**Exercise description:** Tally the lines holding "structured" and state only that figure.

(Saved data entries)
───
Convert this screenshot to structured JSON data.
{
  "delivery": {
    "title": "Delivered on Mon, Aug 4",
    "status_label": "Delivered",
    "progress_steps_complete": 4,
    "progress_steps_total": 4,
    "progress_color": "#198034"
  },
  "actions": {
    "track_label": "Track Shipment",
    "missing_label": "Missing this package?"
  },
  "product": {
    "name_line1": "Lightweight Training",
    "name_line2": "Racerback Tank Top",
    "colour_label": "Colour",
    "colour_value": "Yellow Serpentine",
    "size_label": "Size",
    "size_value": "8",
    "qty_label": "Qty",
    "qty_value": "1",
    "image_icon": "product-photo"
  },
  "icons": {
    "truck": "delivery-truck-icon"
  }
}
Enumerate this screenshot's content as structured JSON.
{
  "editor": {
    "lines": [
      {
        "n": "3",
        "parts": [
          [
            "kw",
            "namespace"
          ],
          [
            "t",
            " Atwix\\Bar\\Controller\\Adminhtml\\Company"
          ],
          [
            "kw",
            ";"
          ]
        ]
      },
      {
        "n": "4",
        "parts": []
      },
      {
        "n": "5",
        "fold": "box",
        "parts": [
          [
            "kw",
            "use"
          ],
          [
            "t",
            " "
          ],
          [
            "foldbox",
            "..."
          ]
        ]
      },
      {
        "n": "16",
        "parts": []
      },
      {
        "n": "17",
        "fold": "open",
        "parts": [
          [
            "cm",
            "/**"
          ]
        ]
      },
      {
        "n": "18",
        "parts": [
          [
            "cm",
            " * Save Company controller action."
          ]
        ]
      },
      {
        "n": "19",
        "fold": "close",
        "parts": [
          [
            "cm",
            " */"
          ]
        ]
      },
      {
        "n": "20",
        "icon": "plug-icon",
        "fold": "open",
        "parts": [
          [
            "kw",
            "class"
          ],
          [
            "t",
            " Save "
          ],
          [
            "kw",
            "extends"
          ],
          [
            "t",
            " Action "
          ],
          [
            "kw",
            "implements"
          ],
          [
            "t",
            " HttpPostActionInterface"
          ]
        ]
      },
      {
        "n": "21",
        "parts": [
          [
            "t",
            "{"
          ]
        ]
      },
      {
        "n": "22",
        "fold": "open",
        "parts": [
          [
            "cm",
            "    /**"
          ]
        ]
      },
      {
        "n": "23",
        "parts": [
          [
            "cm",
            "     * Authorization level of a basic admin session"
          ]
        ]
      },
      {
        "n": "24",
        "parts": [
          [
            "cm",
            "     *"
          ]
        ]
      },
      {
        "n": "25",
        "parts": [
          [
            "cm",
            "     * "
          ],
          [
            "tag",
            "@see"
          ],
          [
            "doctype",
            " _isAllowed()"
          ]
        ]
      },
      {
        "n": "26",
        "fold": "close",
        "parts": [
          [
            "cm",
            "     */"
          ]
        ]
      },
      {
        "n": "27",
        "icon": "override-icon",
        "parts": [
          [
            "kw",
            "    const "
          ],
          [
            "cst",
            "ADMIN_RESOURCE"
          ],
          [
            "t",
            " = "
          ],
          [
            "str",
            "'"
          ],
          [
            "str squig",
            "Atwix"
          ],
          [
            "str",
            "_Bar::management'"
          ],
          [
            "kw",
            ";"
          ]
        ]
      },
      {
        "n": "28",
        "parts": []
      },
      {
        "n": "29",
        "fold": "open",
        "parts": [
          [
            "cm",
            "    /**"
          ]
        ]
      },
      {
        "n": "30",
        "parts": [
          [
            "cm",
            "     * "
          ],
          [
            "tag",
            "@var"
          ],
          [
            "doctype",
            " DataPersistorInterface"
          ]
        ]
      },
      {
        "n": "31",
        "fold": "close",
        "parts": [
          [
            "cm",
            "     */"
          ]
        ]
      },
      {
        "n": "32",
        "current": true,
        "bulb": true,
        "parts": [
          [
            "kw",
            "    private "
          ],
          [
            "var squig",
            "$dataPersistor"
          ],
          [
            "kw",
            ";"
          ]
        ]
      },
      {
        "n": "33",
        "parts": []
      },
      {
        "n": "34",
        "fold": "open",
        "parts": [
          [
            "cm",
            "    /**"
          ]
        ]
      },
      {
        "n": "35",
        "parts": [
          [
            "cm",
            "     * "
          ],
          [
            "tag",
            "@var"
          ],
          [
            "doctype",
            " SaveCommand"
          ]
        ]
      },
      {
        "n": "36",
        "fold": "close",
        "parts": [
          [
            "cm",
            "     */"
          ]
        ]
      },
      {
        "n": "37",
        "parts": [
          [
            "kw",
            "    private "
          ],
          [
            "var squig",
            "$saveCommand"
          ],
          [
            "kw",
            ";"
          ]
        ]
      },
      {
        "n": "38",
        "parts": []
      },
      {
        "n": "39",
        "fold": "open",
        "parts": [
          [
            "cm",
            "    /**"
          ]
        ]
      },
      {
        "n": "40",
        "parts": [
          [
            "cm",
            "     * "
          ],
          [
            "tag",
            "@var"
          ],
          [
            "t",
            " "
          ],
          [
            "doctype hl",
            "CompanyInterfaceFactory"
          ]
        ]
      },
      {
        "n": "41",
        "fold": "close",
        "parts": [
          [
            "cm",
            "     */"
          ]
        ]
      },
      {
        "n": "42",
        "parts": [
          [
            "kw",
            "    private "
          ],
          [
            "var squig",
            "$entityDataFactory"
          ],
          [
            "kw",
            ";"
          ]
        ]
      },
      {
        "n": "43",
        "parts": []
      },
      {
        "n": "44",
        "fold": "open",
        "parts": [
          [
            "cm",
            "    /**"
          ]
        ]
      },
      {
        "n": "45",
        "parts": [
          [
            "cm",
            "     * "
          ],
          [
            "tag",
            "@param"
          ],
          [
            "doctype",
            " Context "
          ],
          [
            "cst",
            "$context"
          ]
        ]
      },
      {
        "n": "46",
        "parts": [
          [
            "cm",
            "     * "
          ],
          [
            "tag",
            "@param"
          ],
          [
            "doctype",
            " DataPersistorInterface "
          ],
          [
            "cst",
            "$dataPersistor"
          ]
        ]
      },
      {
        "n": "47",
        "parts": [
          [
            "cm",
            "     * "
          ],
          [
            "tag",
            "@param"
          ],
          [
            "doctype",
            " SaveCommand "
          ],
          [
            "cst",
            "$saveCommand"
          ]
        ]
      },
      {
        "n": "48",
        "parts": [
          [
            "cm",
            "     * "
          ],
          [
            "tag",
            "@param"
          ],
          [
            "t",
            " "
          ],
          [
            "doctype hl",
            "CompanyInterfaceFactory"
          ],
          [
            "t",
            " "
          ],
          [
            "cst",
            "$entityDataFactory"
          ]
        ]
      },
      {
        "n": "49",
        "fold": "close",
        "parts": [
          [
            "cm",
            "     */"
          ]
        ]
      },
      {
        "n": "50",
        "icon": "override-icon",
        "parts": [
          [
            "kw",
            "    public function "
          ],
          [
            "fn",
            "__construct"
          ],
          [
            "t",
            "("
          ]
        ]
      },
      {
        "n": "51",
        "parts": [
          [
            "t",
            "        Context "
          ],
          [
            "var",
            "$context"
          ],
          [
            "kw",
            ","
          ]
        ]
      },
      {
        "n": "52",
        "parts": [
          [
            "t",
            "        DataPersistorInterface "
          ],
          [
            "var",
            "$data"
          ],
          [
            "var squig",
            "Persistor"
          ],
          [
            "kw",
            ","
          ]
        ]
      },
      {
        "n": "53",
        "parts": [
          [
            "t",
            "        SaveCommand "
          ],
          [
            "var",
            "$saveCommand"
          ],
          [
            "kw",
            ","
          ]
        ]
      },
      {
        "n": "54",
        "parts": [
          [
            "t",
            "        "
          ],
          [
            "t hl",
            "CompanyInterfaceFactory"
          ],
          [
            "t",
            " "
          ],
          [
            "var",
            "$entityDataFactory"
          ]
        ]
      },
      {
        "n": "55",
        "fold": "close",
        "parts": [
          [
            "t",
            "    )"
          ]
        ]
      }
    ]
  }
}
───
**Result of the task:** 2